* GOAL
Gather every line in the records below that contains the word "screenshot".

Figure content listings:
= = = =
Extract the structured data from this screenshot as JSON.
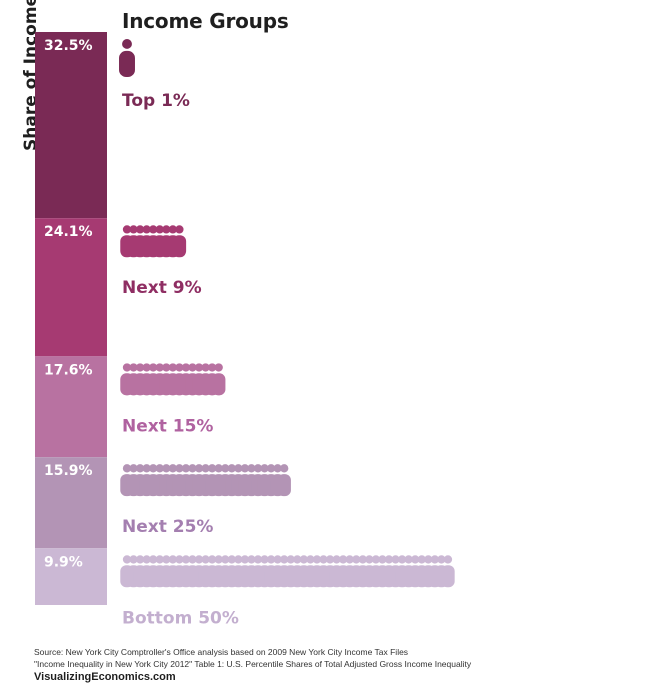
{
  "chart_data": {
    "type": "bar",
    "title": "Income Groups",
    "ylabel": "Share of Income",
    "categories": [
      "Top 1%",
      "Next 9%",
      "Next 15%",
      "Next 25%",
      "Bottom 50%"
    ],
    "values": [
      32.5,
      24.1,
      17.6,
      15.9,
      9.9
    ],
    "value_labels": [
      "32.5%",
      "24.1%",
      "17.6%",
      "15.9%",
      "9.9%"
    ],
    "people_icons": [
      1,
      9,
      15,
      25,
      50
    ],
    "colors": [
      "#7a2a55",
      "#a63a72",
      "#b872a1",
      "#b394b5",
      "#cbb8d4"
    ],
    "label_colors": [
      "#7a2a55",
      "#8f2e63",
      "#b062a0",
      "#a47fb0",
      "#c3afcf"
    ]
  },
  "footer": {
    "source": "Source: New York City Comptroller's Office analysis based on 2009 New York City Income Tax Files",
    "note": "\"Income Inequality in New York City 2012\" Table 1: U.S. Percentile Shares of Total Adjusted Gross Income Inequality",
    "brand": "VisualizingEconomics.com"
  }
}
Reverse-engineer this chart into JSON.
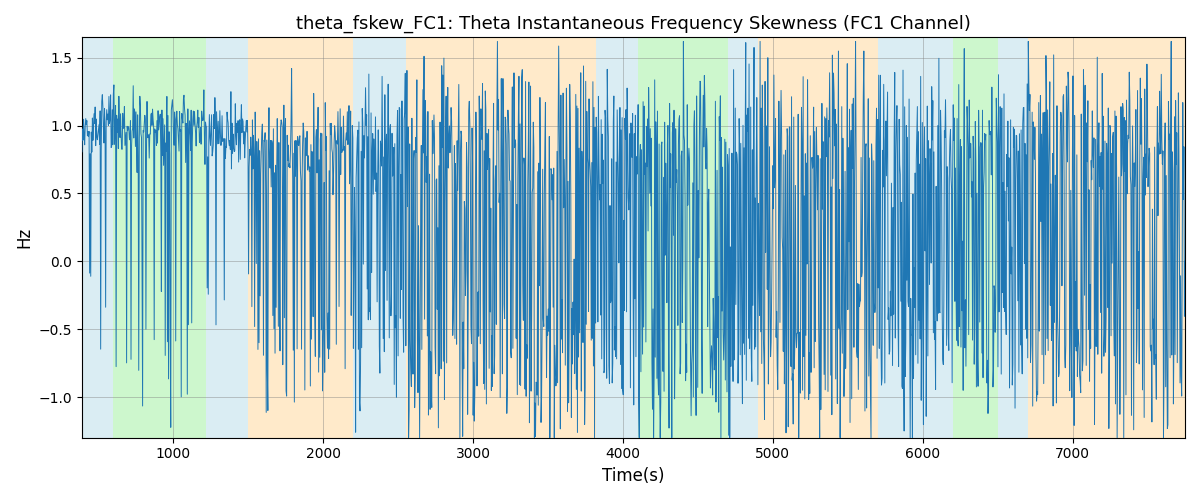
{
  "title": "theta_fskew_FC1: Theta Instantaneous Frequency Skewness (FC1 Channel)",
  "xlabel": "Time(s)",
  "ylabel": "Hz",
  "xlim": [
    390,
    7750
  ],
  "ylim": [
    -1.3,
    1.65
  ],
  "line_color": "#1f77b4",
  "line_width": 0.7,
  "background_color": "#ffffff",
  "bands": [
    {
      "xmin": 390,
      "xmax": 600,
      "color": "#add8e6",
      "alpha": 0.45
    },
    {
      "xmin": 600,
      "xmax": 1220,
      "color": "#90ee90",
      "alpha": 0.45
    },
    {
      "xmin": 1220,
      "xmax": 1500,
      "color": "#add8e6",
      "alpha": 0.45
    },
    {
      "xmin": 1500,
      "xmax": 2200,
      "color": "#ffdaa0",
      "alpha": 0.55
    },
    {
      "xmin": 2200,
      "xmax": 2550,
      "color": "#add8e6",
      "alpha": 0.45
    },
    {
      "xmin": 2550,
      "xmax": 3820,
      "color": "#ffdaa0",
      "alpha": 0.55
    },
    {
      "xmin": 3820,
      "xmax": 4100,
      "color": "#add8e6",
      "alpha": 0.45
    },
    {
      "xmin": 4100,
      "xmax": 4700,
      "color": "#90ee90",
      "alpha": 0.45
    },
    {
      "xmin": 4700,
      "xmax": 4900,
      "color": "#add8e6",
      "alpha": 0.45
    },
    {
      "xmin": 4900,
      "xmax": 5700,
      "color": "#ffdaa0",
      "alpha": 0.55
    },
    {
      "xmin": 5700,
      "xmax": 6200,
      "color": "#add8e6",
      "alpha": 0.45
    },
    {
      "xmin": 6200,
      "xmax": 6500,
      "color": "#90ee90",
      "alpha": 0.45
    },
    {
      "xmin": 6500,
      "xmax": 6700,
      "color": "#add8e6",
      "alpha": 0.45
    },
    {
      "xmin": 6700,
      "xmax": 7750,
      "color": "#ffdaa0",
      "alpha": 0.55
    }
  ],
  "xticks": [
    1000,
    2000,
    3000,
    4000,
    5000,
    6000,
    7000
  ],
  "yticks": [
    -1.0,
    -0.5,
    0.0,
    0.5,
    1.0,
    1.5
  ],
  "title_fontsize": 13,
  "n_points": 2000
}
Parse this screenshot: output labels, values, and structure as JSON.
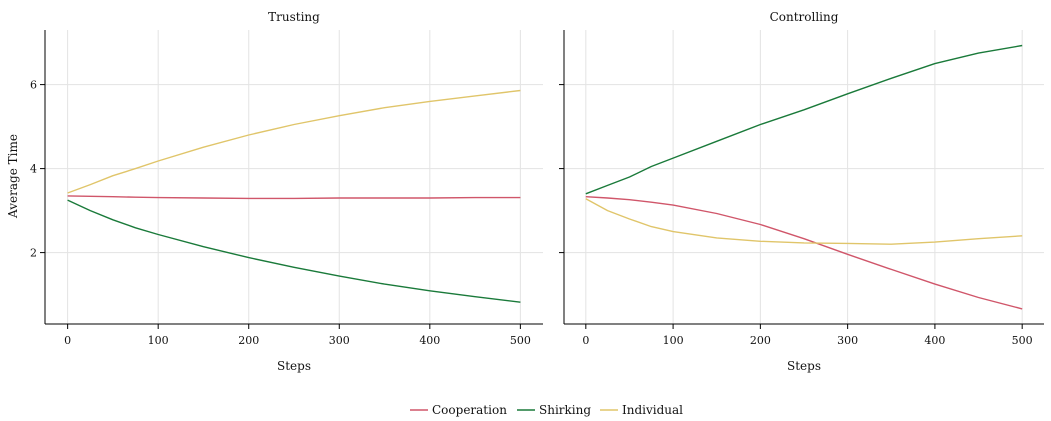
{
  "chart_data": {
    "type": "line",
    "ylabel": "Average Time",
    "xlabel": "Steps",
    "panels": [
      {
        "title": "Trusting",
        "xlim": [
          -25,
          525
        ],
        "ylim": [
          0.3,
          7.3
        ],
        "xticks": [
          0,
          100,
          200,
          300,
          400,
          500
        ],
        "yticks": [
          2,
          4,
          6
        ],
        "series": [
          {
            "name": "Cooperation",
            "x": [
              0,
              25,
              50,
              75,
              100,
              150,
              200,
              250,
              300,
              350,
              400,
              450,
              500
            ],
            "y": [
              3.35,
              3.34,
              3.33,
              3.32,
              3.31,
              3.3,
              3.29,
              3.29,
              3.3,
              3.3,
              3.3,
              3.31,
              3.31
            ]
          },
          {
            "name": "Shirking",
            "x": [
              0,
              25,
              50,
              75,
              100,
              150,
              200,
              250,
              300,
              350,
              400,
              450,
              500
            ],
            "y": [
              3.25,
              3.0,
              2.78,
              2.59,
              2.43,
              2.14,
              1.88,
              1.65,
              1.44,
              1.25,
              1.09,
              0.95,
              0.82
            ]
          },
          {
            "name": "Individual",
            "x": [
              0,
              25,
              50,
              75,
              100,
              150,
              200,
              250,
              300,
              350,
              400,
              450,
              500
            ],
            "y": [
              3.42,
              3.62,
              3.83,
              4.0,
              4.18,
              4.51,
              4.8,
              5.05,
              5.26,
              5.45,
              5.6,
              5.73,
              5.86
            ]
          }
        ]
      },
      {
        "title": "Controlling",
        "xlim": [
          -25,
          525
        ],
        "ylim": [
          0.3,
          7.3
        ],
        "xticks": [
          0,
          100,
          200,
          300,
          400,
          500
        ],
        "yticks": [
          2,
          4,
          6
        ],
        "series": [
          {
            "name": "Cooperation",
            "x": [
              0,
              25,
              50,
              75,
              100,
              150,
              200,
              250,
              300,
              350,
              400,
              450,
              500
            ],
            "y": [
              3.33,
              3.3,
              3.26,
              3.2,
              3.13,
              2.93,
              2.67,
              2.33,
              1.96,
              1.6,
              1.25,
              0.93,
              0.66
            ]
          },
          {
            "name": "Shirking",
            "x": [
              0,
              25,
              50,
              75,
              100,
              150,
              200,
              250,
              300,
              350,
              400,
              450,
              500
            ],
            "y": [
              3.4,
              3.6,
              3.8,
              4.05,
              4.25,
              4.65,
              5.05,
              5.4,
              5.78,
              6.15,
              6.5,
              6.75,
              6.93
            ]
          },
          {
            "name": "Individual",
            "x": [
              0,
              25,
              50,
              75,
              100,
              150,
              200,
              250,
              300,
              350,
              400,
              450,
              500
            ],
            "y": [
              3.28,
              3.0,
              2.8,
              2.62,
              2.5,
              2.35,
              2.27,
              2.23,
              2.22,
              2.2,
              2.25,
              2.33,
              2.4
            ]
          }
        ]
      }
    ],
    "legend": {
      "placement": "bottom-center",
      "items": [
        {
          "name": "Cooperation",
          "color": "#d0566a"
        },
        {
          "name": "Shirking",
          "color": "#1a7a3a"
        },
        {
          "name": "Individual",
          "color": "#e0c56a"
        }
      ]
    },
    "grid": true
  }
}
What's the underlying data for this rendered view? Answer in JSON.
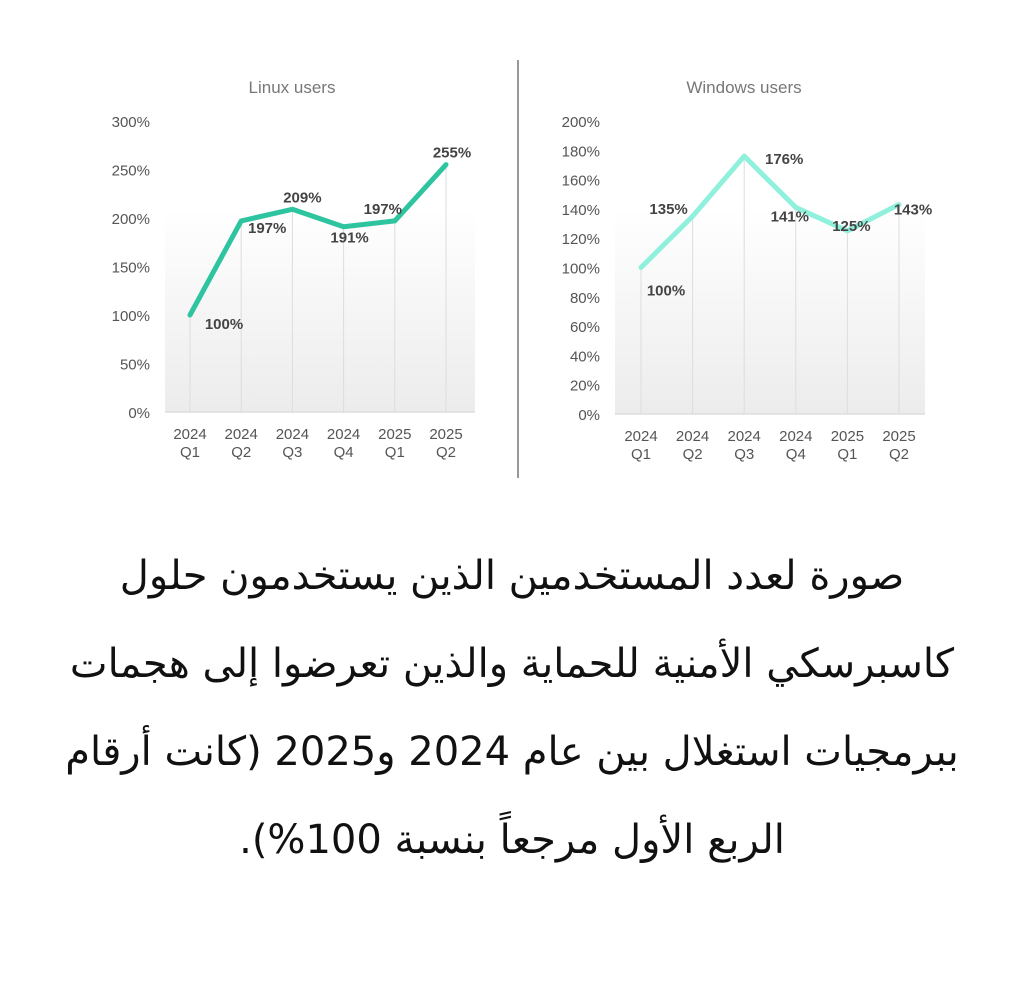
{
  "chart_data": [
    {
      "type": "line",
      "title": "Linux users",
      "categories": [
        "2024 Q1",
        "2024 Q2",
        "2024 Q3",
        "2024 Q4",
        "2025 Q1",
        "2025 Q2"
      ],
      "values": [
        100,
        197,
        209,
        191,
        197,
        255
      ],
      "data_labels": [
        "100%",
        "197%",
        "209%",
        "191%",
        "197%",
        "255%"
      ],
      "ylim": [
        0,
        300
      ],
      "yticks": [
        0,
        50,
        100,
        150,
        200,
        250,
        300
      ],
      "ytick_labels": [
        "0%",
        "50%",
        "100%",
        "150%",
        "200%",
        "250%",
        "300%"
      ],
      "color": "#2ec4a0",
      "grid": "vertical"
    },
    {
      "type": "line",
      "title": "Windows users",
      "categories": [
        "2024 Q1",
        "2024 Q2",
        "2024 Q3",
        "2024 Q4",
        "2025 Q1",
        "2025 Q2"
      ],
      "values": [
        100,
        135,
        176,
        141,
        125,
        143
      ],
      "data_labels": [
        "100%",
        "135%",
        "176%",
        "141%",
        "125%",
        "143%"
      ],
      "ylim": [
        0,
        200
      ],
      "yticks": [
        0,
        20,
        40,
        60,
        80,
        100,
        120,
        140,
        160,
        180,
        200
      ],
      "ytick_labels": [
        "0%",
        "20%",
        "40%",
        "60%",
        "80%",
        "100%",
        "120%",
        "140%",
        "160%",
        "180%",
        "200%"
      ],
      "color": "#8ff0dc",
      "grid": "vertical"
    }
  ],
  "caption": "صورة لعدد المستخدمين الذين يستخدمون حلول كاسبرسكي الأمنية للحماية والذين تعرضوا إلى هجمات ببرمجيات استغلال بين عام 2024 و2025 (كانت أرقام الربع الأول مرجعاً بنسبة 100%)."
}
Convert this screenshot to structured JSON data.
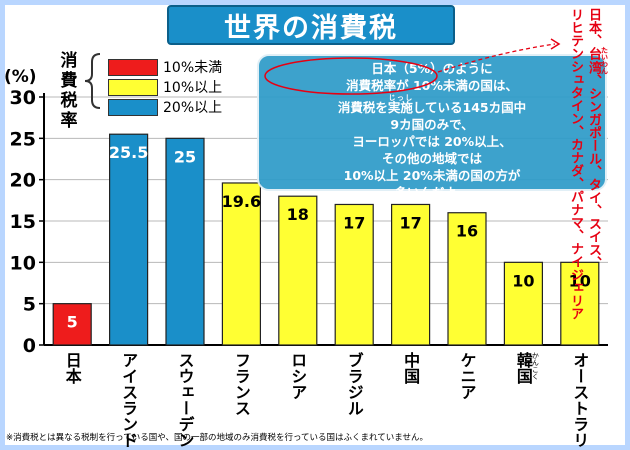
{
  "title": "世界の消費税",
  "legend": {
    "heading": "消費税率",
    "items": [
      {
        "label": "10%未満",
        "color": "#ee1c1c"
      },
      {
        "label": "10%以上",
        "color": "#ffff33"
      },
      {
        "label": "20%以上",
        "color": "#1a8fc9"
      }
    ]
  },
  "note_lines": [
    "日本（5%）のように",
    "消費税率が 10%未満の国は、",
    "消費税を実施している145カ国中",
    "9カ国のみで、",
    "ヨーロッパでは 20%以上、",
    "その他の地域では",
    "10%以上 20%未満の国の方が",
    "多いんだよ。"
  ],
  "note_ruby": {
    "base": "実施",
    "reading": "じっし"
  },
  "side_note_lines": [
    "日本、台湾、シンガポール、タイ、スイス、",
    "リヒテンシュタイン、カナダ、パナマ、ナイジェリア"
  ],
  "side_note_ruby": {
    "base": "台湾",
    "reading": "たいわん"
  },
  "korea_ruby": "かんこく",
  "footnote": "※消費税とは異なる税制を行っている国や、国の一部の地域のみ消費税を行っている国はふくまれていません。",
  "chart_data": {
    "type": "bar",
    "ylabel": "(%)",
    "ylim": [
      0,
      30
    ],
    "yticks": [
      0,
      5,
      10,
      15,
      20,
      25,
      30
    ],
    "categories": [
      "日本",
      "アイスランド",
      "スウェーデン",
      "フランス",
      "ロシア",
      "ブラジル",
      "中国",
      "ケニア",
      "韓国",
      "オーストラリア"
    ],
    "values": [
      5,
      25.5,
      25,
      19.6,
      18,
      17,
      17,
      16,
      10,
      10
    ],
    "value_labels": [
      "5",
      "25.5",
      "25",
      "19.6",
      "18",
      "17",
      "17",
      "16",
      "10",
      "10"
    ],
    "colors": [
      "#ee1c1c",
      "#1a8fc9",
      "#1a8fc9",
      "#ffff33",
      "#ffff33",
      "#ffff33",
      "#ffff33",
      "#ffff33",
      "#ffff33",
      "#ffff33"
    ],
    "grid": true
  }
}
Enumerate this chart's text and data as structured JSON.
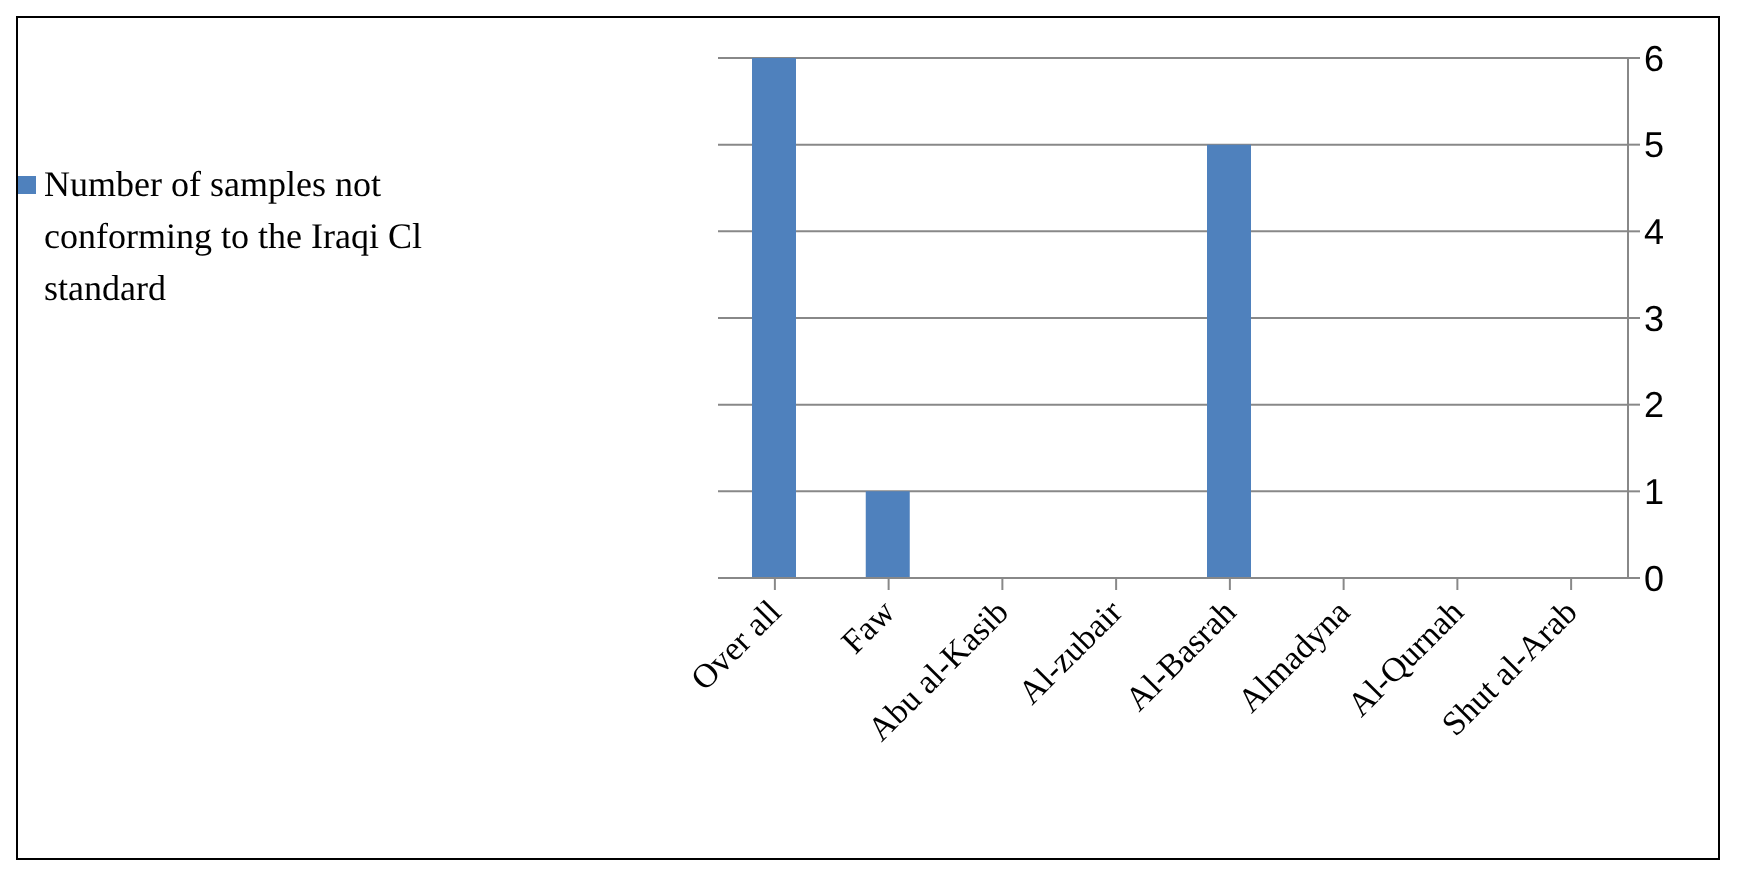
= = = =
* FULL SOLUTION
Extract the structured data from this screenshot as JSON.
Parse this screenshot: output labels, values, and structure as JSON.
Convert this screenshot to structured JSON data.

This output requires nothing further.